** Required task **
Where does the string "Improved" appear in the records? Copy every line that contains it.
======== Source material
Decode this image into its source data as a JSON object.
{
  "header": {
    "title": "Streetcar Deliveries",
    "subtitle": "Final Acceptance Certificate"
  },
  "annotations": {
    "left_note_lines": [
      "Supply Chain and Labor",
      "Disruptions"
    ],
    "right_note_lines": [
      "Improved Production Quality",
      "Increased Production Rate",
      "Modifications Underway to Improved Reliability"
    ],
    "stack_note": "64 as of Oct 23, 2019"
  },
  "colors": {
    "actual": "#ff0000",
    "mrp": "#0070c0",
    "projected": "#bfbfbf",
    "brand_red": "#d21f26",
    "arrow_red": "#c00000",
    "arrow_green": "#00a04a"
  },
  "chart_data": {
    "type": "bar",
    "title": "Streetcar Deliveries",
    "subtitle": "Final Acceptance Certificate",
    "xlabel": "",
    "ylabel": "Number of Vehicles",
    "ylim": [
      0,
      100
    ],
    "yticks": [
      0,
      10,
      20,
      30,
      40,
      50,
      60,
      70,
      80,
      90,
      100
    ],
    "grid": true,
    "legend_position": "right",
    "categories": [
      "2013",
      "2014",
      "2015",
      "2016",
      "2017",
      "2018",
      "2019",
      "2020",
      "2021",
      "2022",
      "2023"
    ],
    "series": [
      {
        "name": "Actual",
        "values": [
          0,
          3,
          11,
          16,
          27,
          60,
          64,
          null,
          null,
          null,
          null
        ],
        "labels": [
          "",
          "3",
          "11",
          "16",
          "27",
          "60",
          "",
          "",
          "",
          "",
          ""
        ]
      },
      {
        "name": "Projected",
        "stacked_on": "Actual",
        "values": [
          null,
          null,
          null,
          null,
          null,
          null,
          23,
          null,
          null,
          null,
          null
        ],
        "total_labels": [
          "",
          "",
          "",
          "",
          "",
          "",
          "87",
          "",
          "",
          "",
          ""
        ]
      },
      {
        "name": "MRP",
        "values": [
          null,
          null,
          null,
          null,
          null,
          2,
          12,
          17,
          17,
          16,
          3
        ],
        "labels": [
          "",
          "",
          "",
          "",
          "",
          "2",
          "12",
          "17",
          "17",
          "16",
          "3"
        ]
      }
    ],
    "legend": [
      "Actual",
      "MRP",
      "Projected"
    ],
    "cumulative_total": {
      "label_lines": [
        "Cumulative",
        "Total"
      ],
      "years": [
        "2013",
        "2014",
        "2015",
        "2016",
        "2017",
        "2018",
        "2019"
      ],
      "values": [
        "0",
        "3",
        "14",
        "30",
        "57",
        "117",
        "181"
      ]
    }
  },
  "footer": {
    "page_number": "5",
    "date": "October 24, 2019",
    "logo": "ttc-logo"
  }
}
================
** Full answer **
      "Improved Production Quality",
      "Modifications Underway to Improved Reliability"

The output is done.